↓
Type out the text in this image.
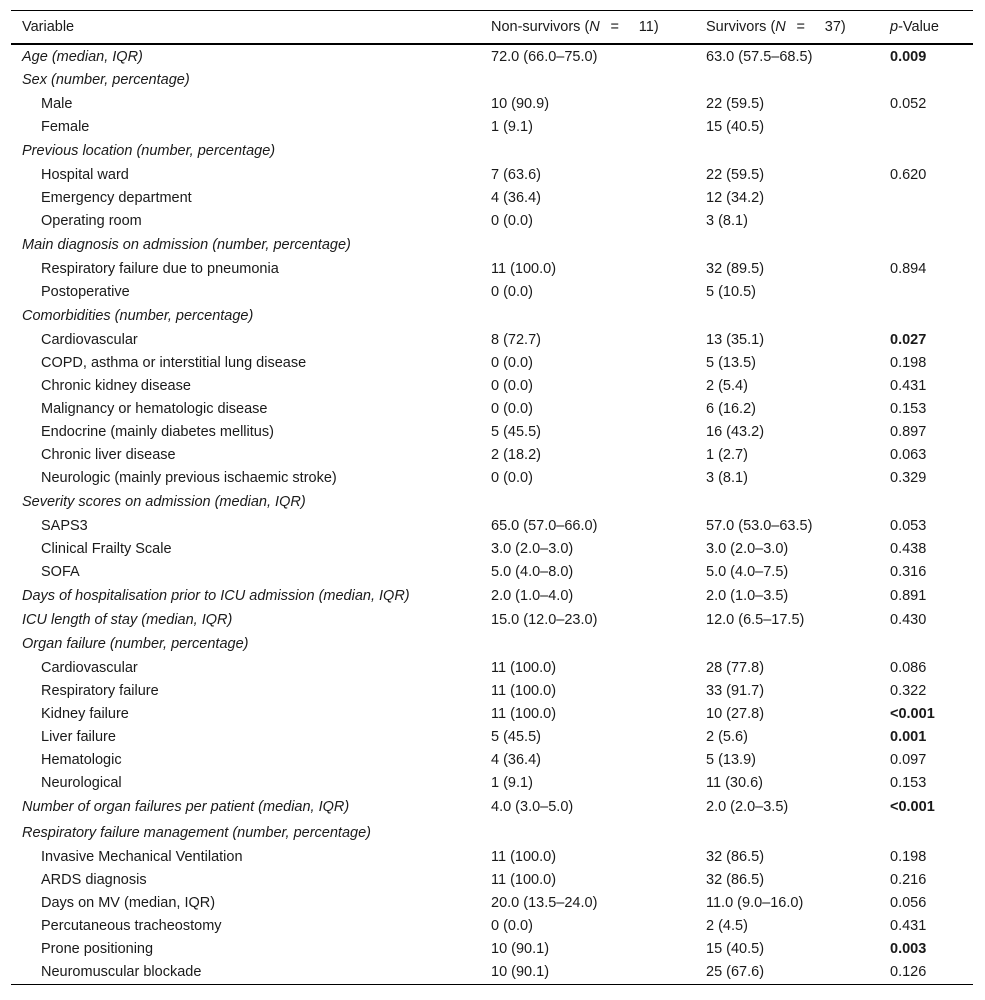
Variable	Non-survivors (N = 11)	Survivors (N = 37)	p-Value
Age (median, IQR)	72.0 (66.0–75.0)	63.0 (57.5–68.5)	0.009
Sex (number, percentage)			
Male	10 (90.9)	22 (59.5)	0.052
Female	1 (9.1)	15 (40.5)	
Previous location (number, percentage)			
Hospital ward	7 (63.6)	22 (59.5)	0.620
Emergency department	4 (36.4)	12 (34.2)	
Operating room	0 (0.0)	3 (8.1)	
Main diagnosis on admission (number, percentage)			
Respiratory failure due to pneumonia	11 (100.0)	32 (89.5)	0.894
Postoperative	0 (0.0)	5 (10.5)	
Comorbidities (number, percentage)			
Cardiovascular	8 (72.7)	13 (35.1)	0.027
COPD, asthma or interstitial lung disease	0 (0.0)	5 (13.5)	0.198
Chronic kidney disease	0 (0.0)	2 (5.4)	0.431
Malignancy or hematologic disease	0 (0.0)	6 (16.2)	0.153
Endocrine (mainly diabetes mellitus)	5 (45.5)	16 (43.2)	0.897
Chronic liver disease	2 (18.2)	1 (2.7)	0.063
Neurologic (mainly previous ischaemic stroke)	0 (0.0)	3 (8.1)	0.329
Severity scores on admission (median, IQR)			
SAPS3	65.0 (57.0–66.0)	57.0 (53.0–63.5)	0.053
Clinical Frailty Scale	3.0 (2.0–3.0)	3.0 (2.0–3.0)	0.438
SOFA	5.0 (4.0–8.0)	5.0 (4.0–7.5)	0.316
Days of hospitalisation prior to ICU admission (median, IQR)	2.0 (1.0–4.0)	2.0 (1.0–3.5)	0.891
ICU length of stay (median, IQR)	15.0 (12.0–23.0)	12.0 (6.5–17.5)	0.430
Organ failure (number, percentage)			
Cardiovascular	11 (100.0)	28 (77.8)	0.086
Respiratory failure	11 (100.0)	33 (91.7)	0.322
Kidney failure	11 (100.0)	10 (27.8)	<0.001
Liver failure	5 (45.5)	2 (5.6)	0.001
Hematologic	4 (36.4)	5 (13.9)	0.097
Neurological	1 (9.1)	11 (30.6)	0.153
Number of organ failures per patient (median, IQR)	4.0 (3.0–5.0)	2.0 (2.0–3.5)	<0.001
Respiratory failure management (number, percentage)			
Invasive Mechanical Ventilation	11 (100.0)	32 (86.5)	0.198
ARDS diagnosis	11 (100.0)	32 (86.5)	0.216
Days on MV (median, IQR)	20.0 (13.5–24.0)	11.0 (9.0–16.0)	0.056
Percutaneous tracheostomy	0 (0.0)	2 (4.5)	0.431
Prone positioning	10 (90.1)	15 (40.5)	0.003
Neuromuscular blockade	10 (90.1)	25 (67.6)	0.126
↑
## Directions for this task
Look through the data above. Each line containing the word "diagnosis" needs to be copied.

## Task answer
Main diagnosis on admission (number, percentage)			
ARDS diagnosis	11 (100.0)	32 (86.5)	0.216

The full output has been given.